[Stored entries]
== == ==

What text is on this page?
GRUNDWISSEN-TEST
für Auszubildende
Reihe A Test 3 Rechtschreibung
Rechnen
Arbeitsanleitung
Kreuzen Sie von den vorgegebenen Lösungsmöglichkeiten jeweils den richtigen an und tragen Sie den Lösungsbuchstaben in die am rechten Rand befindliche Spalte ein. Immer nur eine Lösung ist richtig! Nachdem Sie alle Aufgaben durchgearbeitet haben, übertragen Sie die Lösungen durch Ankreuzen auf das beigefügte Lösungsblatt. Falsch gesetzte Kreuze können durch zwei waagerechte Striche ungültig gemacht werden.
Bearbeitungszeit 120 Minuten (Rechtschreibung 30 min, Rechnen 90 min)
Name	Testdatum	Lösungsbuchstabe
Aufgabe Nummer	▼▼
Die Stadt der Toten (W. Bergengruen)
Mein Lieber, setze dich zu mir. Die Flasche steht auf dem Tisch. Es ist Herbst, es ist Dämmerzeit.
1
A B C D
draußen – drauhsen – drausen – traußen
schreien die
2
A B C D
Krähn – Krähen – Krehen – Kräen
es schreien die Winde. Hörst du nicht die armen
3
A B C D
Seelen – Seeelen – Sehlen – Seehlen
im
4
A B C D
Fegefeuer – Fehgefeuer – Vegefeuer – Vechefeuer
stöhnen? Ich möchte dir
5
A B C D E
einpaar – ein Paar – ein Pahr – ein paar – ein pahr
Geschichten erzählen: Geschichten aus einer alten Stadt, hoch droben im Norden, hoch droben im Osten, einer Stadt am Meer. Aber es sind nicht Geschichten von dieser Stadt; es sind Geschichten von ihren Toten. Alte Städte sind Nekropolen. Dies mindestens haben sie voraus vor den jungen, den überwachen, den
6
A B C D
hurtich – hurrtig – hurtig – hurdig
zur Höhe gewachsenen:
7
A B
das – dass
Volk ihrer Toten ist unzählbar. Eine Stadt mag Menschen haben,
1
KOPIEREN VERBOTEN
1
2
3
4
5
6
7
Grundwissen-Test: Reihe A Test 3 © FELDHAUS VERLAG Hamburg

== == ==

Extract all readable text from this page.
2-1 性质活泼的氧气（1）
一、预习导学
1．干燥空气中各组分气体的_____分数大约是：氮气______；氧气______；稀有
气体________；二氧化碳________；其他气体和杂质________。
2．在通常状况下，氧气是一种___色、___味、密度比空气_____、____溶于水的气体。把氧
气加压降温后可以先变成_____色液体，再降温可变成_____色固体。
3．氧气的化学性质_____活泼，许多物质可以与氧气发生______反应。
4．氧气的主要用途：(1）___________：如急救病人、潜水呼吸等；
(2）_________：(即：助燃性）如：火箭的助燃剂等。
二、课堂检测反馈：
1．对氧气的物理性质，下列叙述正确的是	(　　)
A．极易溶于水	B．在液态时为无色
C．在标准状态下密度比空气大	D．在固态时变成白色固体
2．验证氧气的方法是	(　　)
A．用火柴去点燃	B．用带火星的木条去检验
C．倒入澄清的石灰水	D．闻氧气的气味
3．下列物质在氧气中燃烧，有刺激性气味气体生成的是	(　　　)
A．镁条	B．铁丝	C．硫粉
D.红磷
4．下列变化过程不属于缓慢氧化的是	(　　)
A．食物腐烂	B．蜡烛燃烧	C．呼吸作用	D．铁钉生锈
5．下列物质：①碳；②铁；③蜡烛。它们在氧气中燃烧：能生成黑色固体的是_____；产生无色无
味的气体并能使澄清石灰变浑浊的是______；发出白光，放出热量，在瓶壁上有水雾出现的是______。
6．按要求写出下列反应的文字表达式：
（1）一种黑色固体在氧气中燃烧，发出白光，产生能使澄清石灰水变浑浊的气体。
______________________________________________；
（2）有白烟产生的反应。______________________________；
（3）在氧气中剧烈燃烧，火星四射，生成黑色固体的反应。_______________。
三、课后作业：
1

== == ==

GIVEN REQUEST:
Of the lines in the data above, how many contain the word "nicht"? Give only that figure.

REPLY:
2